Consistency and partition tolerance (CP)

A CP database provides consistency and partition tolerance but cannot provide availability. This is also called a CAP-consistent system. Let's understand this by looking at an example:

Figure 1.7 – CP system

Figure 1.7 – CP system

Let's consider the system shown in the preceding diagram, where two servers are serving read and write traffic. For this example, let's say writes only land on Server 1 and reads only land on Server 2. So long as Server 1 can talk to Server 2, all the writes that come to Server 1 can be propagated synchronously to Server 2. This ensures that any reads that come to Server 2 are always consistent, which means they see the latest data written by the latest write in Server 1:

Figure 1.8 – CP system during a communication failure

Figure 1.8 – CP system during a communication failure

Now, let's say that, as shown in the preceding diagram, the communication between Server 1 and Server 2 has broken down and now Server 1 is no longer able to propagate the writes synchronously. This results in partitioning. Since the data cannot be propagated between the two servers, read or write traffic cannot be served until we resolve the partition issue as we have to ensure data consistency.

Some of the most popular databases that have CP characteristics are HBase, Couchbase, and MongoDB. CockroachDB also falls into this category.

Availability and partition tolerance (AP)

In this case, a database is guaranteed to always be available and it can tolerate partitioning, but at the cost of consistency. This is also known as a CAP-available system. Here, the application is expected to deal with data consistency:

Figure 1.9 – AP system during a communication failure

Figure 1.9 – AP system during a communication failure

Similar to the previous example, if the communication between Server 1 and Server 2 breaks down, Server 1 and Server 2 continue to serve the traffic but reads to Server 1 and Server 2 might return different versions of the data, based on when the communication has failed and whether there was any change to that data, after the communication failure. Cassandra, Riak, and CouchDB are popular examples of AP databases.

Consistency and availability (CA)

In the case of a CA database, the system cannot tolerate partitioning but can guarantee consistency and availability. Traditional databases with single-server deployments with no replication or slaves can be classified as CA. Now, many traditional RDBMS databases can be configured in various ways to have CA, CP, or AP as desired.

▸ Directions
- a) In the excerpt on CP, AP, and CA databases, why does the CP system stop serving read and write traffic once Server 1 and Server 2 can no longer communicate? Answer in one to three sentences.
- b) Reproduce a passage of the excerpt on CP, AP, and CA databases word for word, starting at "Consistency and availability (CA)" and ending at "AP as desired.".
The lines after this point come from a different source than the text above.

▸ Material
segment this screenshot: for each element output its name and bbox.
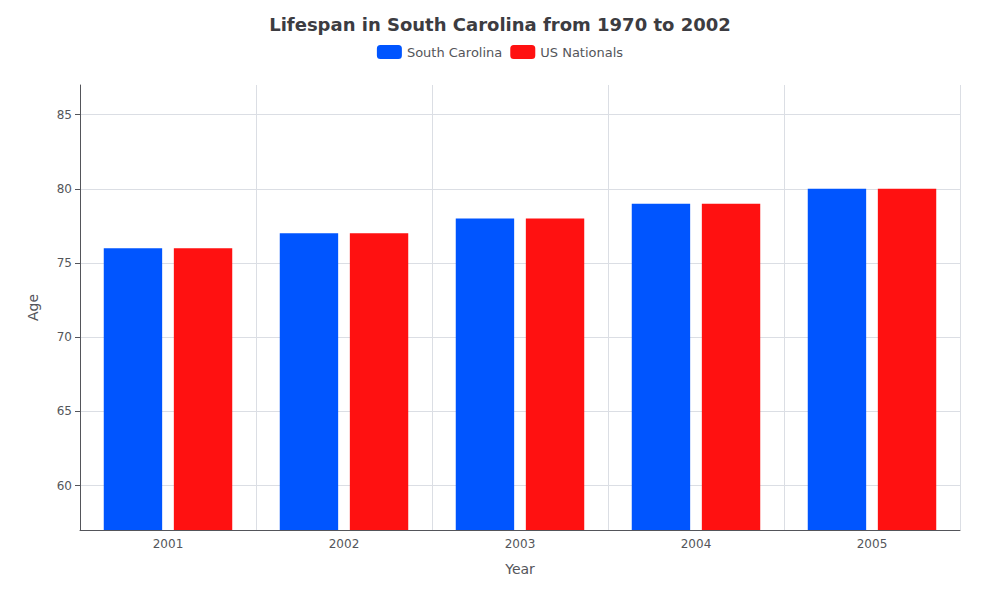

▸ Responses to the tasks
- a) Server 1 can no longer send writes to Server 2, so the data can't be passed between the two servers. The system has to ensure data consistency, so it can't serve reads or writes until the partition issue is resolved.

- b)
Consistency and availability (CA)

In the case of a CA database, the system cannot tolerate partitioning but can guarantee consistency and availability. Traditional databases with single-server deployments with no replication or slaves can be classified as CA. Now, many traditional RDBMS databases can be configured in various ways to have CA, CP, or AP as desired.